** BEGIN **

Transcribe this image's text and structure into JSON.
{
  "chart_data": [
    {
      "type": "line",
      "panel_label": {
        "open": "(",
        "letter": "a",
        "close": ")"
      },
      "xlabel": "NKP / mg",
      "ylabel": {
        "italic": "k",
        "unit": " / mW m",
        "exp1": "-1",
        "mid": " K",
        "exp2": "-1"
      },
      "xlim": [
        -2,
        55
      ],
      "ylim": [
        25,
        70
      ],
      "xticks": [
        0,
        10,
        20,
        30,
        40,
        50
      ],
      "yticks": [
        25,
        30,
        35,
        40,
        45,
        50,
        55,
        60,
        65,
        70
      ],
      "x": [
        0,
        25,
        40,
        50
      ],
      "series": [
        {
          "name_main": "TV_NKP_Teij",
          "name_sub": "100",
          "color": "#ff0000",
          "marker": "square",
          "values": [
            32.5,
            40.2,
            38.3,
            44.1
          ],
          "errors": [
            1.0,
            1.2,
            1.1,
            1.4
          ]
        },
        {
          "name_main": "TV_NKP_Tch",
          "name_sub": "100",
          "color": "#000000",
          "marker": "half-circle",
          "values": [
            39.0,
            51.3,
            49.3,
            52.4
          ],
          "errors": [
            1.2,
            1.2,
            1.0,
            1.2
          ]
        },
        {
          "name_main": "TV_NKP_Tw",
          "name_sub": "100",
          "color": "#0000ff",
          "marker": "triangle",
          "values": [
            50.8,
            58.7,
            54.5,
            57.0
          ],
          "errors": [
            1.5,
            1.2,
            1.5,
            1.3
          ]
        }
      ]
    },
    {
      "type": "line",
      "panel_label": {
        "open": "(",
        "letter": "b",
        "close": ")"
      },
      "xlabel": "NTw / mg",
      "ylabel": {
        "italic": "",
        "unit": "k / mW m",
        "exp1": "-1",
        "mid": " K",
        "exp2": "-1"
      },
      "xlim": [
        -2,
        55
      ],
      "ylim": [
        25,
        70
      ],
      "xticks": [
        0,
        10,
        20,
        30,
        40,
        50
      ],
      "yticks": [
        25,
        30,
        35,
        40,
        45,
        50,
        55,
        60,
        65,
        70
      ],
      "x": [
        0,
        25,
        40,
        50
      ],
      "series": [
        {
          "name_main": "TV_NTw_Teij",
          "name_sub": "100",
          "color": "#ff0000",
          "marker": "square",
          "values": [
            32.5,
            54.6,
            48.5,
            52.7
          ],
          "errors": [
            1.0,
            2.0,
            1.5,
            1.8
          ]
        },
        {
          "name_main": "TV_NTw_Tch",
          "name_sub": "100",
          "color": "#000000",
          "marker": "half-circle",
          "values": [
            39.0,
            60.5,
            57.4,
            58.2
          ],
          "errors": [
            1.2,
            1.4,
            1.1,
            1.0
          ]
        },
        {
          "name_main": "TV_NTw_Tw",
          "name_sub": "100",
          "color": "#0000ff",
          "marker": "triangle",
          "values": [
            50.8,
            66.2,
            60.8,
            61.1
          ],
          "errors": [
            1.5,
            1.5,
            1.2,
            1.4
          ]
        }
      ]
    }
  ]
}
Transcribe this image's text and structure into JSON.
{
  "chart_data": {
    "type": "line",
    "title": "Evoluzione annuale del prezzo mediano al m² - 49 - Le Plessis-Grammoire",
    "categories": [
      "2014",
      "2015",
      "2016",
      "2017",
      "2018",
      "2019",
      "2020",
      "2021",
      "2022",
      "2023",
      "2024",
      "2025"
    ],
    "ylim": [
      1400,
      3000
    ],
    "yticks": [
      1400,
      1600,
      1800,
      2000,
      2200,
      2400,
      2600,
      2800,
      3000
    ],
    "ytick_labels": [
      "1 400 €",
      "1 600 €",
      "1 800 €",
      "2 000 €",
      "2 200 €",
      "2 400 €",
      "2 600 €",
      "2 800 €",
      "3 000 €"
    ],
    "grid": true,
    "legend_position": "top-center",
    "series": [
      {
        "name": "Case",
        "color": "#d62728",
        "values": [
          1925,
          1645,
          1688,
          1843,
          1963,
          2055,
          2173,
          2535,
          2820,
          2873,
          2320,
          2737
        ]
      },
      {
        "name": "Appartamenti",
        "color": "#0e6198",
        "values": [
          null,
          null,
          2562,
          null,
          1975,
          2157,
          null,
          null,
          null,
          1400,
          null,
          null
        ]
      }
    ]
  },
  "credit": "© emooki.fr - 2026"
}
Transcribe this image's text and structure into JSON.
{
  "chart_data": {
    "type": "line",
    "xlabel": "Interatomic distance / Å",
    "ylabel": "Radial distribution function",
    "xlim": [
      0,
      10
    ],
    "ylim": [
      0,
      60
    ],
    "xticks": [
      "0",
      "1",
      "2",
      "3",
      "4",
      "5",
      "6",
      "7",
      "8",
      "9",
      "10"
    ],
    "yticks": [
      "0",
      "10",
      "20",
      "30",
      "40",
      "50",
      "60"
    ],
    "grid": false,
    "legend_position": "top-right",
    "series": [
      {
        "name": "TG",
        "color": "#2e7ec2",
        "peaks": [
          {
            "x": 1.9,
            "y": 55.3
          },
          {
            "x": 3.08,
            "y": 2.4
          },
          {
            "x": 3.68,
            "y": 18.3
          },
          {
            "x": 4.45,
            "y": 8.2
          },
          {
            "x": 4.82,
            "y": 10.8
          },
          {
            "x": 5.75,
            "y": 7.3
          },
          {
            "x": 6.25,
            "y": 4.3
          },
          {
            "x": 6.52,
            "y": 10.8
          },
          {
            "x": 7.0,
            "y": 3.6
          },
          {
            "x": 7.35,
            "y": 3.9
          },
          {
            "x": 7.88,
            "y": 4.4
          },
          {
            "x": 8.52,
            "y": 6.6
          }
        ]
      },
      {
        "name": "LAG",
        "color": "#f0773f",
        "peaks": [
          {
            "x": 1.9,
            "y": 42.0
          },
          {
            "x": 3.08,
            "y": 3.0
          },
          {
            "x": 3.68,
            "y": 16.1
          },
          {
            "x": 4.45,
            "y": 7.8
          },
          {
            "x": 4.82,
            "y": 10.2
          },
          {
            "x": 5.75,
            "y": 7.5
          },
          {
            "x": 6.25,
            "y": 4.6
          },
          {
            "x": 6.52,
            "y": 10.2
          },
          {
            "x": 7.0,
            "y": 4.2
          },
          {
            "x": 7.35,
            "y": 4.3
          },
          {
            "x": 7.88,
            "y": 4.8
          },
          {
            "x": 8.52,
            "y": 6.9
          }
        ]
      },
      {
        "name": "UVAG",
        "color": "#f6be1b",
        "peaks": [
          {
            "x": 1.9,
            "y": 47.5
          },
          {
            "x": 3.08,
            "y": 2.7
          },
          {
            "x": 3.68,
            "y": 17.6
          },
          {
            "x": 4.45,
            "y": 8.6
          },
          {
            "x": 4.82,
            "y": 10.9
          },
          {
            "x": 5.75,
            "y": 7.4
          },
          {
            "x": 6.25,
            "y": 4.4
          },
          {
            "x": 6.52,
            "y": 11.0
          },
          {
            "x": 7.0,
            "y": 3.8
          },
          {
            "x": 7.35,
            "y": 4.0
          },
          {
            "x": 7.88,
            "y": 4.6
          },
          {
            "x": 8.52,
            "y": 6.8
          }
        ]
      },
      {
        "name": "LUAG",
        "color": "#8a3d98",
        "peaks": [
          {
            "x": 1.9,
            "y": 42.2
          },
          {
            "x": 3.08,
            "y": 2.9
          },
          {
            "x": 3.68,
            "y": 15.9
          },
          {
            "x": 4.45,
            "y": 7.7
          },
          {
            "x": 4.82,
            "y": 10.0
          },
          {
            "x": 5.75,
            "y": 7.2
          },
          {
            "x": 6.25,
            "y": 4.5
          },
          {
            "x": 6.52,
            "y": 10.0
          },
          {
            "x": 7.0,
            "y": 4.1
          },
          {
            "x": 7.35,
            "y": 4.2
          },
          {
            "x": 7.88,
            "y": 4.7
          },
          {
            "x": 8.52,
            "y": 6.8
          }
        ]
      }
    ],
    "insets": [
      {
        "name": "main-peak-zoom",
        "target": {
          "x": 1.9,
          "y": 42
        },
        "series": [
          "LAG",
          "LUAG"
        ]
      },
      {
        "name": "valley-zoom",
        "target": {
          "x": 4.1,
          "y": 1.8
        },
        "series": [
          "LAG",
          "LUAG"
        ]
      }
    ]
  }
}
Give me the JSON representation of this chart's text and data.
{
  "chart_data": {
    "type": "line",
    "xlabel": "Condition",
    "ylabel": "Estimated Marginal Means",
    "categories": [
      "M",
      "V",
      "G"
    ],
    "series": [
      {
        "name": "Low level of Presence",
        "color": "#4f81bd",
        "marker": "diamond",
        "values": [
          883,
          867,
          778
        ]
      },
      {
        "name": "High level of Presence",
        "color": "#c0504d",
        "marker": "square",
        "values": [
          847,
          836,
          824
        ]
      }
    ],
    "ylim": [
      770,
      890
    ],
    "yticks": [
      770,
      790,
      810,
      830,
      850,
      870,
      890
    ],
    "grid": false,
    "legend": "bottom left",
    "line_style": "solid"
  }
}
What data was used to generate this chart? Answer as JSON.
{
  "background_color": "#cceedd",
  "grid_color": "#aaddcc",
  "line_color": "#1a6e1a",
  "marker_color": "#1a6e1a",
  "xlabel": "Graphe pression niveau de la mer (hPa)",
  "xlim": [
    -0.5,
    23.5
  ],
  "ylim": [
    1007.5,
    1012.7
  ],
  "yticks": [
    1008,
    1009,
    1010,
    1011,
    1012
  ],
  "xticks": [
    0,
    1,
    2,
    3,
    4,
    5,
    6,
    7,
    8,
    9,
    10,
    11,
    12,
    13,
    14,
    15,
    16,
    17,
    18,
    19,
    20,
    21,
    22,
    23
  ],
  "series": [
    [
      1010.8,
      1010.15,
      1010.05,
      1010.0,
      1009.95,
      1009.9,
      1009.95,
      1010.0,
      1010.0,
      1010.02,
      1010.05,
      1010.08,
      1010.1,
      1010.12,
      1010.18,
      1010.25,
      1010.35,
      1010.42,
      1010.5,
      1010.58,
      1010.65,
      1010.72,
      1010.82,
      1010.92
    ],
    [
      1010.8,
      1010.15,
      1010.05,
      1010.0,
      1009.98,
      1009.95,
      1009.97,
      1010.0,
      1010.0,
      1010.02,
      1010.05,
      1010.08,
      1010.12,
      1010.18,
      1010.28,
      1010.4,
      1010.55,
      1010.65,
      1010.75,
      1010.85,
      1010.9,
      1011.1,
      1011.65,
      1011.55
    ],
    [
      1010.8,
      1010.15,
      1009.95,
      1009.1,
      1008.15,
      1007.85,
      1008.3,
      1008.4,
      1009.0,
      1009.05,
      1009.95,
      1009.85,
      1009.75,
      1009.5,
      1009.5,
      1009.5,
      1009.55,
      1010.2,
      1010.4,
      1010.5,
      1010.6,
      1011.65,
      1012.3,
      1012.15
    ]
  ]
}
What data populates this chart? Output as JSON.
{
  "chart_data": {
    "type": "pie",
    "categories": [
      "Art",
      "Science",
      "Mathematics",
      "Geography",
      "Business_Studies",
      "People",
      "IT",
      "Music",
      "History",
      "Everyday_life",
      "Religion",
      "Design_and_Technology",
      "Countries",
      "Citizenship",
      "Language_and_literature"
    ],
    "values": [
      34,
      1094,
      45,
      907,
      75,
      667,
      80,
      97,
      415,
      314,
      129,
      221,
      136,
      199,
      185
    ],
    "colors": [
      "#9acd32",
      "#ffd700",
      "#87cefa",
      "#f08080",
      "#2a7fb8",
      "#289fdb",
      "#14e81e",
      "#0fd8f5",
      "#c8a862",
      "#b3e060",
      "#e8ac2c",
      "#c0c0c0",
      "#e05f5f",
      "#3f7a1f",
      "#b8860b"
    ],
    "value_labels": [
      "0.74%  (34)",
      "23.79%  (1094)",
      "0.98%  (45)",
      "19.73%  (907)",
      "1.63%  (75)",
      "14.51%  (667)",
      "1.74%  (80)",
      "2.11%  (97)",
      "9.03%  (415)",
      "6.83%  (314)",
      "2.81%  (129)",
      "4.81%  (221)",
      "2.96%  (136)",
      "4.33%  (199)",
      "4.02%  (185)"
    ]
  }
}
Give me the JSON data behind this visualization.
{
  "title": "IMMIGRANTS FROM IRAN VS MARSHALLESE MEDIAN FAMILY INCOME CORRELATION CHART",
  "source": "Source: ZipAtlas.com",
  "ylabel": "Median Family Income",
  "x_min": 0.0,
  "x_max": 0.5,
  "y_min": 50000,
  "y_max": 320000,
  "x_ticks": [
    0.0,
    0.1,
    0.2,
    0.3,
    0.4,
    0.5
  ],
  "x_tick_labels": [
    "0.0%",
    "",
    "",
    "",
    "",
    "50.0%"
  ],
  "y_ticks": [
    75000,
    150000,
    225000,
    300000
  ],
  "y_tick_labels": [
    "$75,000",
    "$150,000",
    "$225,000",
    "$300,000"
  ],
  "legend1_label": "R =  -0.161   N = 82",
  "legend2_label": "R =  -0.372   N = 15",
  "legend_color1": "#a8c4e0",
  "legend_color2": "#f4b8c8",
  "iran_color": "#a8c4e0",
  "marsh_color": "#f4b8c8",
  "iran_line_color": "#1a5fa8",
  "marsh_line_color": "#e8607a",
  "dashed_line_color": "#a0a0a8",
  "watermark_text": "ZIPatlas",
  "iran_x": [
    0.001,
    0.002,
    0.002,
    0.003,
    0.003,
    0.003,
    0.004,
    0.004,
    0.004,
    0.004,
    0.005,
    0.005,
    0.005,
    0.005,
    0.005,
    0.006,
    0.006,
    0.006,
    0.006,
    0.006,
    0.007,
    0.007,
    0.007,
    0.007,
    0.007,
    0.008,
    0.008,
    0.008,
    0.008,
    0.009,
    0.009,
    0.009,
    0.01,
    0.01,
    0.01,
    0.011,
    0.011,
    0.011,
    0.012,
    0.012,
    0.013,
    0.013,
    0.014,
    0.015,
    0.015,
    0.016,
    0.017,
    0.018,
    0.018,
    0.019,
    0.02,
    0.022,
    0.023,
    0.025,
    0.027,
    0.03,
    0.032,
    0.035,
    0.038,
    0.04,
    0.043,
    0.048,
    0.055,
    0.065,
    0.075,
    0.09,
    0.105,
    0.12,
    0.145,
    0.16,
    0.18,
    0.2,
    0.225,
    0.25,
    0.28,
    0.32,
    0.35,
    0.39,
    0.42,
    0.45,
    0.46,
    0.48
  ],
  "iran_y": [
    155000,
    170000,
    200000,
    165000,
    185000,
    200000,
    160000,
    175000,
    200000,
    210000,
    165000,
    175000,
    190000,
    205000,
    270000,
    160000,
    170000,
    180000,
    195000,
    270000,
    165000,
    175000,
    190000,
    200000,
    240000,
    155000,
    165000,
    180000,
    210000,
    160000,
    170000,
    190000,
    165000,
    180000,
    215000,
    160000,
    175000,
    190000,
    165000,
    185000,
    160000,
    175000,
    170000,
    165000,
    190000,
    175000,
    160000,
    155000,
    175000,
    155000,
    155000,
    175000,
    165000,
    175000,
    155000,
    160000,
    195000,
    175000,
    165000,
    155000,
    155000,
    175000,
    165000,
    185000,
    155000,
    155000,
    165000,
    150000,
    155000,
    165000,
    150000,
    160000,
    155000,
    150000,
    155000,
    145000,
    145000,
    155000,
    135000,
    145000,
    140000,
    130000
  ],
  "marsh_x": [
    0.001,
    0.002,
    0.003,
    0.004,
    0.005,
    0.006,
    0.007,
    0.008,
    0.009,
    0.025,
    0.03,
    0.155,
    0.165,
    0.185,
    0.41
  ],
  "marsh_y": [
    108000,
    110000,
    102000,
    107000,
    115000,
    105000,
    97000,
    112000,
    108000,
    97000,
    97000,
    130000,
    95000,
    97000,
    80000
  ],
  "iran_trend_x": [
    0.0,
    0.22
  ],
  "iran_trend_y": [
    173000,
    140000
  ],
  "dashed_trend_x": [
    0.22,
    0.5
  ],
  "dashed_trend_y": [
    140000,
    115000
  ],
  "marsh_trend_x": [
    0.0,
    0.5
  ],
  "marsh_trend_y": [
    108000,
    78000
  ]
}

** END **

→ **TASK TO COMPLETE**
Copy out every line from the records that has the word "Presence".

→ **WRITTEN SOLUTION**
        "name": "Low level of Presence",
        "name": "High level of Presence",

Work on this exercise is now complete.